* [Goal of the exercise]:
Return every item below with each line unchanged.

* [Material to process]:

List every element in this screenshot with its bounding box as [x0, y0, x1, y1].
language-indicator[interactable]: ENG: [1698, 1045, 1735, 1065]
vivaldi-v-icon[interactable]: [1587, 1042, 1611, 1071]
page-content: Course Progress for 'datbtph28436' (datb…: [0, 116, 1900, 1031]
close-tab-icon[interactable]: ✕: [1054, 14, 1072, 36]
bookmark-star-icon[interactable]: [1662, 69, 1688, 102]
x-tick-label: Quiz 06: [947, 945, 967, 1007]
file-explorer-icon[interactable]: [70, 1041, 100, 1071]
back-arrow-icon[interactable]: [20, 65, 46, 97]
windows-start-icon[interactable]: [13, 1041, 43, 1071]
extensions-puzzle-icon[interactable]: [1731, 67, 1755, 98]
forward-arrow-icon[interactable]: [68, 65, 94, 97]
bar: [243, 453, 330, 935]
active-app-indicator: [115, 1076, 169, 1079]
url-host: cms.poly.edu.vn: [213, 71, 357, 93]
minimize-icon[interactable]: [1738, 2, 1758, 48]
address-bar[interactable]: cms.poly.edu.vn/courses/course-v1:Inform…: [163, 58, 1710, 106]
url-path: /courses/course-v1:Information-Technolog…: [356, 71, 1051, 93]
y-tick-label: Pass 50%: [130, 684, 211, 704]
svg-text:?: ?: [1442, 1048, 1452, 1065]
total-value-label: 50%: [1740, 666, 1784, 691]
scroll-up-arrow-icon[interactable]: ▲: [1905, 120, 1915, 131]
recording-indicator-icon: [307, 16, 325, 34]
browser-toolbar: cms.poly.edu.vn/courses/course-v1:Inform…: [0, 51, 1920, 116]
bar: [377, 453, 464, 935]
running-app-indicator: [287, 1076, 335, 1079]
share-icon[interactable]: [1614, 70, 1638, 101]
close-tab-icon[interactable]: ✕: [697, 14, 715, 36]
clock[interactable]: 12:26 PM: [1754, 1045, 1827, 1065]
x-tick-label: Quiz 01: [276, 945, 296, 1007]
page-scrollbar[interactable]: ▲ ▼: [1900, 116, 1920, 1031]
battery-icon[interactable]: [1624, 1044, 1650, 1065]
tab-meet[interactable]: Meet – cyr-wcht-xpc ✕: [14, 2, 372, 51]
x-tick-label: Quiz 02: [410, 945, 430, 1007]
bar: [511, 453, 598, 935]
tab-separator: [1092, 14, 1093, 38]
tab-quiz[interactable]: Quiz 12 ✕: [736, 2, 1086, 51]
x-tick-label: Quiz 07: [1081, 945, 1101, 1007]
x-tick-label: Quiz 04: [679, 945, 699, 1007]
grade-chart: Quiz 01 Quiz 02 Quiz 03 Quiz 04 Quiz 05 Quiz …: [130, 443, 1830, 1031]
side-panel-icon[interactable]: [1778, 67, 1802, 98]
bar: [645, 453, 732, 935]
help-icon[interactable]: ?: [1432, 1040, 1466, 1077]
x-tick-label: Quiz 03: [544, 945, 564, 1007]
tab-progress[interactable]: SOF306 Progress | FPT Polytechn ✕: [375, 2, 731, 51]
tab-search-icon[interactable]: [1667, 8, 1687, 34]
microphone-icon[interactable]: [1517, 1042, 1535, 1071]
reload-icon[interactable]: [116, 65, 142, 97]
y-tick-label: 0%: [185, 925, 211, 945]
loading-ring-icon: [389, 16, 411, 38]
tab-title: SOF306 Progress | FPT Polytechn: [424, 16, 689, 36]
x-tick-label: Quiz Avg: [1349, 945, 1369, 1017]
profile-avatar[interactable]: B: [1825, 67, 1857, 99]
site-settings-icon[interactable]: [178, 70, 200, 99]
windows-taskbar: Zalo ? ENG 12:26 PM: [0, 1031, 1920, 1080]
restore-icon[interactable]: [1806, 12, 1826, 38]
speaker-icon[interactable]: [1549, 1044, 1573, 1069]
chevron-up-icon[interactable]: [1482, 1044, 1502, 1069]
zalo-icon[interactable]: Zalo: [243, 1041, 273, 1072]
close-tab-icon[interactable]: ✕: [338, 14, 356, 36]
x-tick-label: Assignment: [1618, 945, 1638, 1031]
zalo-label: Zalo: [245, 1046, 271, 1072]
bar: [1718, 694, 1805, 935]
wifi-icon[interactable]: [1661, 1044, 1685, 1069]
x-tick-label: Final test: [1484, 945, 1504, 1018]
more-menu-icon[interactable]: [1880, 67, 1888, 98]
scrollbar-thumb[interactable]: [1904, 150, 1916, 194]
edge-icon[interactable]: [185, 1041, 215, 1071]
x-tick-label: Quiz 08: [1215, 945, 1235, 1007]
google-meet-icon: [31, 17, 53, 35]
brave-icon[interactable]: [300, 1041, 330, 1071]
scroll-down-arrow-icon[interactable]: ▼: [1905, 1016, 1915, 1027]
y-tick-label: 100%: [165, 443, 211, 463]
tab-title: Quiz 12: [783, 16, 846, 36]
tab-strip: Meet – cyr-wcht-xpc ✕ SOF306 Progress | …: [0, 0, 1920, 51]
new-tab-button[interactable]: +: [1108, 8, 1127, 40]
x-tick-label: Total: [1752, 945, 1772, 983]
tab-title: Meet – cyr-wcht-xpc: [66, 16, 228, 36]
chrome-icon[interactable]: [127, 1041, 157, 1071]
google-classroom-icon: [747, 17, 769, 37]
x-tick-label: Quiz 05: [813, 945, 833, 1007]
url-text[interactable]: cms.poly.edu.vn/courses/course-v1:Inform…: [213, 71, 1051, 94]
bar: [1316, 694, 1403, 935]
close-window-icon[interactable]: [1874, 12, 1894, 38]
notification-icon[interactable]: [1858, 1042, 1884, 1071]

* [Output of the task]:
List every element in this screenshot with its bounding box as [x0, y0, x1, y1].
language-indicator[interactable]: ENG: [1698, 1045, 1735, 1065]
vivaldi-v-icon[interactable]: [1587, 1042, 1611, 1071]
page-content: Course Progress for 'datbtph28436' (datb…: [0, 116, 1900, 1031]
close-tab-icon[interactable]: ✕: [1054, 14, 1072, 36]
bookmark-star-icon[interactable]: [1662, 69, 1688, 102]
x-tick-label: Quiz 06: [947, 945, 967, 1007]
file-explorer-icon[interactable]: [70, 1041, 100, 1071]
back-arrow-icon[interactable]: [20, 65, 46, 97]
windows-start-icon[interactable]: [13, 1041, 43, 1071]
extensions-puzzle-icon[interactable]: [1731, 67, 1755, 98]
forward-arrow-icon[interactable]: [68, 65, 94, 97]
bar: [243, 453, 330, 935]
active-app-indicator: [115, 1076, 169, 1079]
url-host: cms.poly.edu.vn: [213, 71, 357, 93]
minimize-icon[interactable]: [1738, 2, 1758, 48]
address-bar[interactable]: cms.poly.edu.vn/courses/course-v1:Inform…: [163, 58, 1710, 106]
url-path: /courses/course-v1:Information-Technolog…: [356, 71, 1051, 93]
y-tick-label: Pass 50%: [130, 684, 211, 704]
svg-text:?: ?: [1442, 1048, 1452, 1065]
total-value-label: 50%: [1740, 666, 1784, 691]
scroll-up-arrow-icon[interactable]: ▲: [1905, 120, 1915, 131]
recording-indicator-icon: [307, 16, 325, 34]
browser-toolbar: cms.poly.edu.vn/courses/course-v1:Inform…: [0, 51, 1920, 116]
bar: [377, 453, 464, 935]
running-app-indicator: [287, 1076, 335, 1079]
share-icon[interactable]: [1614, 70, 1638, 101]
close-tab-icon[interactable]: ✕: [697, 14, 715, 36]
clock[interactable]: 12:26 PM: [1754, 1045, 1827, 1065]
x-tick-label: Quiz 01: [276, 945, 296, 1007]
page-scrollbar[interactable]: ▲ ▼: [1900, 116, 1920, 1031]
battery-icon[interactable]: [1624, 1044, 1650, 1065]
tab-meet[interactable]: Meet – cyr-wcht-xpc ✕: [14, 2, 372, 51]
x-tick-label: Quiz 02: [410, 945, 430, 1007]
bar: [511, 453, 598, 935]
tab-separator: [1092, 14, 1093, 38]
tab-quiz[interactable]: Quiz 12 ✕: [736, 2, 1086, 51]
x-tick-label: Quiz 07: [1081, 945, 1101, 1007]
x-tick-label: Quiz 04: [679, 945, 699, 1007]
grade-chart: Quiz 01 Quiz 02 Quiz 03 Quiz 04 Quiz 05 Quiz …: [130, 443, 1830, 1031]
side-panel-icon[interactable]: [1778, 67, 1802, 98]
bar: [645, 453, 732, 935]
help-icon[interactable]: ?: [1432, 1040, 1466, 1077]
x-tick-label: Quiz 03: [544, 945, 564, 1007]
tab-progress[interactable]: SOF306 Progress | FPT Polytechn ✕: [375, 2, 731, 51]
tab-search-icon[interactable]: [1667, 8, 1687, 34]
microphone-icon[interactable]: [1517, 1042, 1535, 1071]
reload-icon[interactable]: [116, 65, 142, 97]
y-tick-label: 0%: [185, 925, 211, 945]
loading-ring-icon: [389, 16, 411, 38]
tab-title: SOF306 Progress | FPT Polytechn: [424, 16, 689, 36]
x-tick-label: Quiz Avg: [1349, 945, 1369, 1017]
profile-avatar[interactable]: B: [1825, 67, 1857, 99]
site-settings-icon[interactable]: [178, 70, 200, 99]
windows-taskbar: Zalo ? ENG 12:26 PM: [0, 1031, 1920, 1080]
restore-icon[interactable]: [1806, 12, 1826, 38]
speaker-icon[interactable]: [1549, 1044, 1573, 1069]
chevron-up-icon[interactable]: [1482, 1044, 1502, 1069]
zalo-icon[interactable]: Zalo: [243, 1041, 273, 1072]
close-tab-icon[interactable]: ✕: [338, 14, 356, 36]
x-tick-label: Assignment: [1618, 945, 1638, 1031]
zalo-label: Zalo: [245, 1046, 271, 1072]
bar: [1718, 694, 1805, 935]
wifi-icon[interactable]: [1661, 1044, 1685, 1069]
x-tick-label: Final test: [1484, 945, 1504, 1018]
more-menu-icon[interactable]: [1880, 67, 1888, 98]
scrollbar-thumb[interactable]: [1904, 150, 1916, 194]
edge-icon[interactable]: [185, 1041, 215, 1071]
x-tick-label: Quiz 08: [1215, 945, 1235, 1007]
google-meet-icon: [31, 17, 53, 35]
brave-icon[interactable]: [300, 1041, 330, 1071]
scroll-down-arrow-icon[interactable]: ▼: [1905, 1016, 1915, 1027]
y-tick-label: 100%: [165, 443, 211, 463]
tab-title: Quiz 12: [783, 16, 846, 36]
tab-strip: Meet – cyr-wcht-xpc ✕ SOF306 Progress | …: [0, 0, 1920, 51]
new-tab-button[interactable]: +: [1108, 8, 1127, 40]
x-tick-label: Total: [1752, 945, 1772, 983]
tab-title: Meet – cyr-wcht-xpc: [66, 16, 228, 36]
chrome-icon[interactable]: [127, 1041, 157, 1071]
google-classroom-icon: [747, 17, 769, 37]
x-tick-label: Quiz 05: [813, 945, 833, 1007]
url-text[interactable]: cms.poly.edu.vn/courses/course-v1:Inform…: [213, 71, 1051, 94]
bar: [1316, 694, 1403, 935]
close-window-icon[interactable]: [1874, 12, 1894, 38]
notification-icon[interactable]: [1858, 1042, 1884, 1071]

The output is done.